WHAT TO PRODUCE » Look through the data for the string "name". Copy every line where it is found.

--- start RECORDS SHOWN ---

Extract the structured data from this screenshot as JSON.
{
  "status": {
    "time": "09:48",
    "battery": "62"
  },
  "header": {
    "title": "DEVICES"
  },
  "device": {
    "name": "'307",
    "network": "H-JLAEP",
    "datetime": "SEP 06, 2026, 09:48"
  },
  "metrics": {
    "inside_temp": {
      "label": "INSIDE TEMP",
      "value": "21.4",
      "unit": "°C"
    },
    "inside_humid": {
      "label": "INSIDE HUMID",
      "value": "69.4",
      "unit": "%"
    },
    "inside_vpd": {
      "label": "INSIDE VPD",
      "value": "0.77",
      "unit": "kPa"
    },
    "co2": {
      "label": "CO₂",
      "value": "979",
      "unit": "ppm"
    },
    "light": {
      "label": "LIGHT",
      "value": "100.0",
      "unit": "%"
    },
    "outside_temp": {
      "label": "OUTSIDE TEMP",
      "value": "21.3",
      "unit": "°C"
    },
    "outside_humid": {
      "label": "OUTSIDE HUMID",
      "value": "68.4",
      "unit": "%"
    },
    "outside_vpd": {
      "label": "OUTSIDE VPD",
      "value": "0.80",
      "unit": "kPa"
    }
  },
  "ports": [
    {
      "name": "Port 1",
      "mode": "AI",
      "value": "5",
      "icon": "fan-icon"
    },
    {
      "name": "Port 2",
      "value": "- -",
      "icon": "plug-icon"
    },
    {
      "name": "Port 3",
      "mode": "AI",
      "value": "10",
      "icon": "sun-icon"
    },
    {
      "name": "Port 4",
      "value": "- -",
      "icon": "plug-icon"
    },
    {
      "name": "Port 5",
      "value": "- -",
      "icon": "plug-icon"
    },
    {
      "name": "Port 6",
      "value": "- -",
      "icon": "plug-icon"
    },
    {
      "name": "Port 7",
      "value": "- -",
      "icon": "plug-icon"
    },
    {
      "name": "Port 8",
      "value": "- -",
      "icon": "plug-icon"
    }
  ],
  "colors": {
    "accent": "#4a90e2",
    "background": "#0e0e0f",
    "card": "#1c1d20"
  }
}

--- end RECORDS SHOWN ---

ANSWER IN FULL »
    "name": "'307",
      "name": "Port 1",
      "name": "Port 2",
      "name": "Port 3",
      "name": "Port 4",
      "name": "Port 5",
      "name": "Port 6",
      "name": "Port 7",
      "name": "Port 8",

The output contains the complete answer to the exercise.